◆ DATASET EXCERPTS ◆
+++
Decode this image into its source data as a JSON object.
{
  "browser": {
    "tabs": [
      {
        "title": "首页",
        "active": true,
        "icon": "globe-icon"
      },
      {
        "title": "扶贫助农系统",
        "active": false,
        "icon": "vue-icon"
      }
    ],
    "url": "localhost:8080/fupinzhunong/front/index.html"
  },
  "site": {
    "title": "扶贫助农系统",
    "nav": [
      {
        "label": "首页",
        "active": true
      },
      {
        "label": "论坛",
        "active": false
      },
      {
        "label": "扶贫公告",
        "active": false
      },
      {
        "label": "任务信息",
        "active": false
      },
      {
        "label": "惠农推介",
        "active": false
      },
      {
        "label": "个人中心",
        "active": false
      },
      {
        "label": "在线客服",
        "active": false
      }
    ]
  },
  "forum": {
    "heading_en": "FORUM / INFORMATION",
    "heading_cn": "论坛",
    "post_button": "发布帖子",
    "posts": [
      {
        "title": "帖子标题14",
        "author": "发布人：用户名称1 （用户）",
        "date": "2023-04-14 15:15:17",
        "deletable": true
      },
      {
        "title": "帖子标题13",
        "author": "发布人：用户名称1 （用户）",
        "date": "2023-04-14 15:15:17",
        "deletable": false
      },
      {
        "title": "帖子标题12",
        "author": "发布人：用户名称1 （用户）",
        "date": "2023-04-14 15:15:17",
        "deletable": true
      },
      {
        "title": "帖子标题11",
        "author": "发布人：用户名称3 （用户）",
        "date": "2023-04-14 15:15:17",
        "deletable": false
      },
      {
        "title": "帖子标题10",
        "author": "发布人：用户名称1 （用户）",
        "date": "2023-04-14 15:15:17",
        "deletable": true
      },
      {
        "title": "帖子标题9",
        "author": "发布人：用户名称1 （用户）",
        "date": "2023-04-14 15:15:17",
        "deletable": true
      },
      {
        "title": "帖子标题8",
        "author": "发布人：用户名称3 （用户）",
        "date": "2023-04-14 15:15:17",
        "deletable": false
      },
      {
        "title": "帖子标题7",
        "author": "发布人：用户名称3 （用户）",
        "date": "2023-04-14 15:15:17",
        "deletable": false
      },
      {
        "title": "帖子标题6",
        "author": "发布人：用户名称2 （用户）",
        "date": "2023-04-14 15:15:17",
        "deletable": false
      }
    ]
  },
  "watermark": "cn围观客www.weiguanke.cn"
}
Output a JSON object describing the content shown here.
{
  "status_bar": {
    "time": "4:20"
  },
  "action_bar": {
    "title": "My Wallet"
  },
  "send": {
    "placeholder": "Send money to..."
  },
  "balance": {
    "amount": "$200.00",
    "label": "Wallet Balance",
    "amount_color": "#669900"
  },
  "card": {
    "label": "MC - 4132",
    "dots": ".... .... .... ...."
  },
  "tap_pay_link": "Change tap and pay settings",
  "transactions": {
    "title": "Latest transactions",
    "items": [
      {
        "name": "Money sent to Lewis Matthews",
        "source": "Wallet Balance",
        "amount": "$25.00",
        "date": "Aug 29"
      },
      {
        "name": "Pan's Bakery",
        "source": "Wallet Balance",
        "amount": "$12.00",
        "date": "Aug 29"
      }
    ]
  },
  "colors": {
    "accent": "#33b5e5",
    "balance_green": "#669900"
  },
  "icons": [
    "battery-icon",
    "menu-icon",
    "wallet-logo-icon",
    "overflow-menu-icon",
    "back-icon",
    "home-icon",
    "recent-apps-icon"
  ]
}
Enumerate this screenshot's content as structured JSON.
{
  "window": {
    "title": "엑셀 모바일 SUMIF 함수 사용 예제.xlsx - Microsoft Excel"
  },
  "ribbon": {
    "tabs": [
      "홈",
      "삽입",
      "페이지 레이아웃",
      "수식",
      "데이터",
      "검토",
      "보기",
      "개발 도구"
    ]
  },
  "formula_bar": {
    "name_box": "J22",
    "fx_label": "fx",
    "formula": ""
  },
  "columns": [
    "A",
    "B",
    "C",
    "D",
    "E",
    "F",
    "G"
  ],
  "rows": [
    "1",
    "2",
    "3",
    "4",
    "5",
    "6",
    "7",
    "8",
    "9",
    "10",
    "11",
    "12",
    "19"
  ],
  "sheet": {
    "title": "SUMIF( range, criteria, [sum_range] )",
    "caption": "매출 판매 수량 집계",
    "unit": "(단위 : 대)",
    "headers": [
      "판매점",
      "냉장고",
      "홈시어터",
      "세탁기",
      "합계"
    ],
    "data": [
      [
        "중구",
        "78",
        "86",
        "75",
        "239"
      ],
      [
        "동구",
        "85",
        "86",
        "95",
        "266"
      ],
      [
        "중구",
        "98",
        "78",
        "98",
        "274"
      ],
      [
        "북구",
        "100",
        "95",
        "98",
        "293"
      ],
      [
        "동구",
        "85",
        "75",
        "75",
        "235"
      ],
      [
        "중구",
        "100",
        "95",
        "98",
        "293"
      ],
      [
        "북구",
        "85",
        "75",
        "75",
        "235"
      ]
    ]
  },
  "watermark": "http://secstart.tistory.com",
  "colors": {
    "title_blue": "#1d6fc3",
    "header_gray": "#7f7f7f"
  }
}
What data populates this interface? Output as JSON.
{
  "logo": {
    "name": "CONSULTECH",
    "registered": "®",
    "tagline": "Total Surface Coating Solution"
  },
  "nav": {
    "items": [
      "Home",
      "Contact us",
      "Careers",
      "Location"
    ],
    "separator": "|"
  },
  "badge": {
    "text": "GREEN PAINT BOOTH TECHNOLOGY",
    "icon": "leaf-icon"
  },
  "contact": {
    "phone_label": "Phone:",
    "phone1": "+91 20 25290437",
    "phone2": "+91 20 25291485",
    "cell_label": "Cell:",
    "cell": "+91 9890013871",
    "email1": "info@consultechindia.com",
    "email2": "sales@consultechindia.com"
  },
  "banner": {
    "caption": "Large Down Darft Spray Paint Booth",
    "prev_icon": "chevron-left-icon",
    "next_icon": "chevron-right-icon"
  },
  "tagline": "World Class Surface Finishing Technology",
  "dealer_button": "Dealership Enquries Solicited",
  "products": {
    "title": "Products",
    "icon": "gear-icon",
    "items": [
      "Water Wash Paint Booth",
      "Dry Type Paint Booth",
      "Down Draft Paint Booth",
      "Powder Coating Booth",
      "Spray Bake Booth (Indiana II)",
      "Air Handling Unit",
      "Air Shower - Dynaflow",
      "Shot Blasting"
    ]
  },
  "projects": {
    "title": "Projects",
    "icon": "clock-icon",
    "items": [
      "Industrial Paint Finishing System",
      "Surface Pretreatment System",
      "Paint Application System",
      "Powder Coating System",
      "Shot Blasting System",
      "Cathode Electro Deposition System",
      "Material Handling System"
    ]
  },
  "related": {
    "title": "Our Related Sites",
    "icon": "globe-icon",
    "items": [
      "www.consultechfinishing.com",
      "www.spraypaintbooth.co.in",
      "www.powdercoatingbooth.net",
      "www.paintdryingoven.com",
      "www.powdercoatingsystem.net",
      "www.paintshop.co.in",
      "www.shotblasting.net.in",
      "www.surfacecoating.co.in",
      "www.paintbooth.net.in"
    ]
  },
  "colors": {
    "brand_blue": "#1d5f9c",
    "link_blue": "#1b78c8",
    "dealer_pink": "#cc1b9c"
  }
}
+++
◆ WHAT THE TASK ASKS ◆
Reproduce every record above exactly as it appears.

◆ ANSWER ◆
Decode this image into its source data as a JSON object.
{
  "browser": {
    "tabs": [
      {
        "title": "首页",
        "active": true,
        "icon": "globe-icon"
      },
      {
        "title": "扶贫助农系统",
        "active": false,
        "icon": "vue-icon"
      }
    ],
    "url": "localhost:8080/fupinzhunong/front/index.html"
  },
  "site": {
    "title": "扶贫助农系统",
    "nav": [
      {
        "label": "首页",
        "active": true
      },
      {
        "label": "论坛",
        "active": false
      },
      {
        "label": "扶贫公告",
        "active": false
      },
      {
        "label": "任务信息",
        "active": false
      },
      {
        "label": "惠农推介",
        "active": false
      },
      {
        "label": "个人中心",
        "active": false
      },
      {
        "label": "在线客服",
        "active": false
      }
    ]
  },
  "forum": {
    "heading_en": "FORUM / INFORMATION",
    "heading_cn": "论坛",
    "post_button": "发布帖子",
    "posts": [
      {
        "title": "帖子标题14",
        "author": "发布人：用户名称1 （用户）",
        "date": "2023-04-14 15:15:17",
        "deletable": true
      },
      {
        "title": "帖子标题13",
        "author": "发布人：用户名称1 （用户）",
        "date": "2023-04-14 15:15:17",
        "deletable": false
      },
      {
        "title": "帖子标题12",
        "author": "发布人：用户名称1 （用户）",
        "date": "2023-04-14 15:15:17",
        "deletable": true
      },
      {
        "title": "帖子标题11",
        "author": "发布人：用户名称3 （用户）",
        "date": "2023-04-14 15:15:17",
        "deletable": false
      },
      {
        "title": "帖子标题10",
        "author": "发布人：用户名称1 （用户）",
        "date": "2023-04-14 15:15:17",
        "deletable": true
      },
      {
        "title": "帖子标题9",
        "author": "发布人：用户名称1 （用户）",
        "date": "2023-04-14 15:15:17",
        "deletable": true
      },
      {
        "title": "帖子标题8",
        "author": "发布人：用户名称3 （用户）",
        "date": "2023-04-14 15:15:17",
        "deletable": false
      },
      {
        "title": "帖子标题7",
        "author": "发布人：用户名称3 （用户）",
        "date": "2023-04-14 15:15:17",
        "deletable": false
      },
      {
        "title": "帖子标题6",
        "author": "发布人：用户名称2 （用户）",
        "date": "2023-04-14 15:15:17",
        "deletable": false
      }
    ]
  },
  "watermark": "cn围观客www.weiguanke.cn"
}
Output a JSON object describing the content shown here.
{
  "status_bar": {
    "time": "4:20"
  },
  "action_bar": {
    "title": "My Wallet"
  },
  "send": {
    "placeholder": "Send money to..."
  },
  "balance": {
    "amount": "$200.00",
    "label": "Wallet Balance",
    "amount_color": "#669900"
  },
  "card": {
    "label": "MC - 4132",
    "dots": ".... .... .... ...."
  },
  "tap_pay_link": "Change tap and pay settings",
  "transactions": {
    "title": "Latest transactions",
    "items": [
      {
        "name": "Money sent to Lewis Matthews",
        "source": "Wallet Balance",
        "amount": "$25.00",
        "date": "Aug 29"
      },
      {
        "name": "Pan's Bakery",
        "source": "Wallet Balance",
        "amount": "$12.00",
        "date": "Aug 29"
      }
    ]
  },
  "colors": {
    "accent": "#33b5e5",
    "balance_green": "#669900"
  },
  "icons": [
    "battery-icon",
    "menu-icon",
    "wallet-logo-icon",
    "overflow-menu-icon",
    "back-icon",
    "home-icon",
    "recent-apps-icon"
  ]
}
Enumerate this screenshot's content as structured JSON.
{
  "window": {
    "title": "엑셀 모바일 SUMIF 함수 사용 예제.xlsx - Microsoft Excel"
  },
  "ribbon": {
    "tabs": [
      "홈",
      "삽입",
      "페이지 레이아웃",
      "수식",
      "데이터",
      "검토",
      "보기",
      "개발 도구"
    ]
  },
  "formula_bar": {
    "name_box": "J22",
    "fx_label": "fx",
    "formula": ""
  },
  "columns": [
    "A",
    "B",
    "C",
    "D",
    "E",
    "F",
    "G"
  ],
  "rows": [
    "1",
    "2",
    "3",
    "4",
    "5",
    "6",
    "7",
    "8",
    "9",
    "10",
    "11",
    "12",
    "19"
  ],
  "sheet": {
    "title": "SUMIF( range, criteria, [sum_range] )",
    "caption": "매출 판매 수량 집계",
    "unit": "(단위 : 대)",
    "headers": [
      "판매점",
      "냉장고",
      "홈시어터",
      "세탁기",
      "합계"
    ],
    "data": [
      [
        "중구",
        "78",
        "86",
        "75",
        "239"
      ],
      [
        "동구",
        "85",
        "86",
        "95",
        "266"
      ],
      [
        "중구",
        "98",
        "78",
        "98",
        "274"
      ],
      [
        "북구",
        "100",
        "95",
        "98",
        "293"
      ],
      [
        "동구",
        "85",
        "75",
        "75",
        "235"
      ],
      [
        "중구",
        "100",
        "95",
        "98",
        "293"
      ],
      [
        "북구",
        "85",
        "75",
        "75",
        "235"
      ]
    ]
  },
  "watermark": "http://secstart.tistory.com",
  "colors": {
    "title_blue": "#1d6fc3",
    "header_gray": "#7f7f7f"
  }
}
What data populates this interface? Output as JSON.
{
  "logo": {
    "name": "CONSULTECH",
    "registered": "®",
    "tagline": "Total Surface Coating Solution"
  },
  "nav": {
    "items": [
      "Home",
      "Contact us",
      "Careers",
      "Location"
    ],
    "separator": "|"
  },
  "badge": {
    "text": "GREEN PAINT BOOTH TECHNOLOGY",
    "icon": "leaf-icon"
  },
  "contact": {
    "phone_label": "Phone:",
    "phone1": "+91 20 25290437",
    "phone2": "+91 20 25291485",
    "cell_label": "Cell:",
    "cell": "+91 9890013871",
    "email1": "info@consultechindia.com",
    "email2": "sales@consultechindia.com"
  },
  "banner": {
    "caption": "Large Down Darft Spray Paint Booth",
    "prev_icon": "chevron-left-icon",
    "next_icon": "chevron-right-icon"
  },
  "tagline": "World Class Surface Finishing Technology",
  "dealer_button": "Dealership Enquries Solicited",
  "products": {
    "title": "Products",
    "icon": "gear-icon",
    "items": [
      "Water Wash Paint Booth",
      "Dry Type Paint Booth",
      "Down Draft Paint Booth",
      "Powder Coating Booth",
      "Spray Bake Booth (Indiana II)",
      "Air Handling Unit",
      "Air Shower - Dynaflow",
      "Shot Blasting"
    ]
  },
  "projects": {
    "title": "Projects",
    "icon": "clock-icon",
    "items": [
      "Industrial Paint Finishing System",
      "Surface Pretreatment System",
      "Paint Application System",
      "Powder Coating System",
      "Shot Blasting System",
      "Cathode Electro Deposition System",
      "Material Handling System"
    ]
  },
  "related": {
    "title": "Our Related Sites",
    "icon": "globe-icon",
    "items": [
      "www.consultechfinishing.com",
      "www.spraypaintbooth.co.in",
      "www.powdercoatingbooth.net",
      "www.paintdryingoven.com",
      "www.powdercoatingsystem.net",
      "www.paintshop.co.in",
      "www.shotblasting.net.in",
      "www.surfacecoating.co.in",
      "www.paintbooth.net.in"
    ]
  },
  "colors": {
    "brand_blue": "#1d5f9c",
    "link_blue": "#1b78c8",
    "dealer_pink": "#cc1b9c"
  }
}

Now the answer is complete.